Segment Start: EXCERPT PROVIDED
Monday, April 21, 2025



“Skittles” celebrates second annual show

When Intisar Abioto ’08 addressed the packed Zilkha Gallery, she used language as a medium of movement as well as of verbal power, exclaiming, “Minority…is not a real word because we’re here!”

Abioto spoke to an assemblage of more than 100 students gathered for the February 14 opening of “Skittles,” the second annual art show displaying work by Wesleyan student of color artists. Framed by a wall of luminescent photographs, Abioto said of her own work: “I decided that I could do something bigger than I thought I could ever do before.”

On the wall to her left, Luz Burgos’ ’09 horned Puerto Rican mask expands into the space surrounding it, feeling both menacing and celebratory. Burgos, who entitled the 2006 work “Mi Carribe,” created it to honor the African influence in her Puerto Rican heritage. She describes her process of constructing masks as ongoing. Burgos likened her piece to those worn during traditional Puerto Rican celebrations to inspire both fear and laughter, especially in children. In the written description of her piece, she explains that, “Art is said to be universal except it is a limited world, which makes it difficult for people of color to rise to the top.”

Grateful for the outlet of the collective of artists that assembled to create the show, Maya Barros-Odim ’10 performed a spoken word piece introducing the exhibit.
Segment End: EXCERPT PROVIDED
• [EXERCISE INSTRUCTIONS]
1) Rewrite the article on the "Skittles" show from "Grateful for the" to "introducing the exhibit.", swapping "spoken word piece" for "poem".
2) In the article on the "Skittles" show, what title did Luz Burgos give her 2006 mask?
Segment Start: EXTRACTED INFORMATION
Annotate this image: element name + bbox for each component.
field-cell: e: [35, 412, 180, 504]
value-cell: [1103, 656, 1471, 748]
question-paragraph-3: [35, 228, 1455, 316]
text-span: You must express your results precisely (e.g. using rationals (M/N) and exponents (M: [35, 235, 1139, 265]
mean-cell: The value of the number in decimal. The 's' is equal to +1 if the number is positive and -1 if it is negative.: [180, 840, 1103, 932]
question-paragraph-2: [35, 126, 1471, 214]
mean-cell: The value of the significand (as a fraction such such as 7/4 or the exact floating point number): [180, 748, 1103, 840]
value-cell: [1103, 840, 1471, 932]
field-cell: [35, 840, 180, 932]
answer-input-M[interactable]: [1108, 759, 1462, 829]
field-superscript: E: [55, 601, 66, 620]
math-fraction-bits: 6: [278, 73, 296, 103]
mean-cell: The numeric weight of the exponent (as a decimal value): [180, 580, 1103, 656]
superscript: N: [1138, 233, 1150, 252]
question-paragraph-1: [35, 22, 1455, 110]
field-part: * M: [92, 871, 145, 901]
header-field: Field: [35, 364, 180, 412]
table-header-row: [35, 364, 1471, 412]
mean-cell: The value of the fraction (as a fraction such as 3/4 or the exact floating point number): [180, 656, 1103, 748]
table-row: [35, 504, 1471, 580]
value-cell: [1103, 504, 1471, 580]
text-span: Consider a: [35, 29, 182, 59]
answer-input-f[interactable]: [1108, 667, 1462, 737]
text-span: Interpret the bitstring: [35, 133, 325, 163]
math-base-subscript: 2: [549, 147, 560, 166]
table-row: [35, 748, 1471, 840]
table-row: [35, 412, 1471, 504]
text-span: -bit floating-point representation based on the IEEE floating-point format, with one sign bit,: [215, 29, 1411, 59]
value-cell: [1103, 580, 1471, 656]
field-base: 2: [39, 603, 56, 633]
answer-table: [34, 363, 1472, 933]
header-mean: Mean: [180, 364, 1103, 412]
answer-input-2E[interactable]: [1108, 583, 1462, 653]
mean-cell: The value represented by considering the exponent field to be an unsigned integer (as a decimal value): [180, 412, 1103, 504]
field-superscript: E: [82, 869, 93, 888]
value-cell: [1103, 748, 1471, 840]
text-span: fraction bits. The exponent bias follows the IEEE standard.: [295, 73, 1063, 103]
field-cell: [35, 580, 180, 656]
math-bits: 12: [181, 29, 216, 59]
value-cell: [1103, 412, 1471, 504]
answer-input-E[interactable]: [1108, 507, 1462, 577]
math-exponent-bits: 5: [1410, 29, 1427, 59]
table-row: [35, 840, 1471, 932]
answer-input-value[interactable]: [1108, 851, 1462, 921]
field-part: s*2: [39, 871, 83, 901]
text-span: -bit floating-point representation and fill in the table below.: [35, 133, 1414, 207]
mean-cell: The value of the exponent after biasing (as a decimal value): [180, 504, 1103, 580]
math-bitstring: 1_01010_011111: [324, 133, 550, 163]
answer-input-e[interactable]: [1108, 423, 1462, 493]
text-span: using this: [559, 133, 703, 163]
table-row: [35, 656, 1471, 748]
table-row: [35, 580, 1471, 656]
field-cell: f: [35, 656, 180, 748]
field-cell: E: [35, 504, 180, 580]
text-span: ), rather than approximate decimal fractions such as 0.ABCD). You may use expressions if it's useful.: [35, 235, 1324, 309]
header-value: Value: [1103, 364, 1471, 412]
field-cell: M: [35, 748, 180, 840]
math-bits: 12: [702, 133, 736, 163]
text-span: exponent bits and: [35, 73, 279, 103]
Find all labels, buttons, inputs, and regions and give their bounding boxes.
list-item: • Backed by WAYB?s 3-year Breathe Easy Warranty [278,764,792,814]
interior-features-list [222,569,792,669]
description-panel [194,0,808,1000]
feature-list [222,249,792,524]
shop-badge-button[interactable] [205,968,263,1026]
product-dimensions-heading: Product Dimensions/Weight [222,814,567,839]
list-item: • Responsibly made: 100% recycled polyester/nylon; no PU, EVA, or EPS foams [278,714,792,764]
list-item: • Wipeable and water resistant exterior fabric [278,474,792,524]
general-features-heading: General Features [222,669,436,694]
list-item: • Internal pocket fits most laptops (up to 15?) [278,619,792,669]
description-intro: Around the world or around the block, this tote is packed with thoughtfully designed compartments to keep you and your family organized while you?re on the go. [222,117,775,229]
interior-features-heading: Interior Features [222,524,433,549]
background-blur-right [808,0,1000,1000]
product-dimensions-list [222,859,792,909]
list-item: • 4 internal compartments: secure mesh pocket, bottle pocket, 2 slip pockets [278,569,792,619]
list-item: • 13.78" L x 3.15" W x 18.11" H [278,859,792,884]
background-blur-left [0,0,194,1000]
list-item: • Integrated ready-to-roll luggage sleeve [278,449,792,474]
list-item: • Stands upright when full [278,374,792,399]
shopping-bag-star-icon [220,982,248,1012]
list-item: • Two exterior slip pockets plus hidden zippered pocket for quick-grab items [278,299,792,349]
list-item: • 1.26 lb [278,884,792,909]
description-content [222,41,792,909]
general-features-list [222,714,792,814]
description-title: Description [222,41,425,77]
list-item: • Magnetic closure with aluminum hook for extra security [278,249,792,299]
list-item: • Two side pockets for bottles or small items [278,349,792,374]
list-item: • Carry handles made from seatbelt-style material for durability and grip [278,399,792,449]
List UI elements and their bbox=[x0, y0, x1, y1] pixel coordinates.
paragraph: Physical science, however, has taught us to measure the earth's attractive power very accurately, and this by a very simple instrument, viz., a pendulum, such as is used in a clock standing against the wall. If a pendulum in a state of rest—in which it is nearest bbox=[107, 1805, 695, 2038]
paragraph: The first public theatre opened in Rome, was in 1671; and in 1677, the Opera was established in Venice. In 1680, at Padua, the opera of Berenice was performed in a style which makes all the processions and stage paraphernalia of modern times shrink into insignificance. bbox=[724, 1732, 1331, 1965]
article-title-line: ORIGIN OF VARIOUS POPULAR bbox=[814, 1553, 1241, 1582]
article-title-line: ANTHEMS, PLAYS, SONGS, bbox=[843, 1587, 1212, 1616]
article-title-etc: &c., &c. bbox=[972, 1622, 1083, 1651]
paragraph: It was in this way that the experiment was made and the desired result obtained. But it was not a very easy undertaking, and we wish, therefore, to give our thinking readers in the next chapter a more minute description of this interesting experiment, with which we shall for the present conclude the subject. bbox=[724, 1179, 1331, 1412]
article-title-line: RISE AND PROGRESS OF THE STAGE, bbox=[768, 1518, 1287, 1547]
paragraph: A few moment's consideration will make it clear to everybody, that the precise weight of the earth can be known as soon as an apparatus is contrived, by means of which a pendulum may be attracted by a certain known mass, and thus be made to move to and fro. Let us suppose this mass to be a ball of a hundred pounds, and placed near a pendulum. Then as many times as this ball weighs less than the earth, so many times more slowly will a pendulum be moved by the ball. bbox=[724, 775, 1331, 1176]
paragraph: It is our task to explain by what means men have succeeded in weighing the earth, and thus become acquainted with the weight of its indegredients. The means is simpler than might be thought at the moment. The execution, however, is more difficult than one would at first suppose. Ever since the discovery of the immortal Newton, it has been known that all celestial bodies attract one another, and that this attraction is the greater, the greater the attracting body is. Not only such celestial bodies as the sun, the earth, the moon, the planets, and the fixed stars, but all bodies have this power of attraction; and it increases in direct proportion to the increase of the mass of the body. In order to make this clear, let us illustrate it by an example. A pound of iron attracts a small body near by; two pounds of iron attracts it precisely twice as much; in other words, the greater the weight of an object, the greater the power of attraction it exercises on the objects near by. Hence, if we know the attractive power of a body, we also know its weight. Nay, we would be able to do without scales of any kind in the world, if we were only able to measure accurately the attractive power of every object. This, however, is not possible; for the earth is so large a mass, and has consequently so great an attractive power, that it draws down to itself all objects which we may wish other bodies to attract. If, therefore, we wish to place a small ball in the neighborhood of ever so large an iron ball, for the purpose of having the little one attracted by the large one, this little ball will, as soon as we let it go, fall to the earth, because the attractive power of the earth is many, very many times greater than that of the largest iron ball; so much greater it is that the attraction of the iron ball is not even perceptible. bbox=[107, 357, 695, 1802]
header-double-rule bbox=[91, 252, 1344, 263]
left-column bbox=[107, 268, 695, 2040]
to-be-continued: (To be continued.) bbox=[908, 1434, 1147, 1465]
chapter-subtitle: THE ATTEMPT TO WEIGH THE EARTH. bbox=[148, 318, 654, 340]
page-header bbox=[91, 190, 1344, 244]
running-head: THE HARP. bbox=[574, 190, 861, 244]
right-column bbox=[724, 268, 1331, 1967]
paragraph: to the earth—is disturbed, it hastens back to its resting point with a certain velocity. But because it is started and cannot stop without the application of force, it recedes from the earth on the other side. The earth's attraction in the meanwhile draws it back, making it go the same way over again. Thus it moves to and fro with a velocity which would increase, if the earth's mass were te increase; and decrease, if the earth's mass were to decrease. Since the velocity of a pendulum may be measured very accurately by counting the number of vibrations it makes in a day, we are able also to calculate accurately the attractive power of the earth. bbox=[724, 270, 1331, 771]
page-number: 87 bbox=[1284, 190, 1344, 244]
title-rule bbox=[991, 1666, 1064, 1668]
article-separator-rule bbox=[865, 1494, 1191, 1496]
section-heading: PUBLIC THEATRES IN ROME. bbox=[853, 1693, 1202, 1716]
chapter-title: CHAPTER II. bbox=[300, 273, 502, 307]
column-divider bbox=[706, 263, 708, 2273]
Segment End: EXTRACTED INFORMATION
• [RESULTS FOR THE EXERCISE]
1)
Grateful for the outlet of the collective of artists that assembled to create the show, Maya Barros-Odim ’10 performed a poem introducing the exhibit.

2) "Mi Carribe"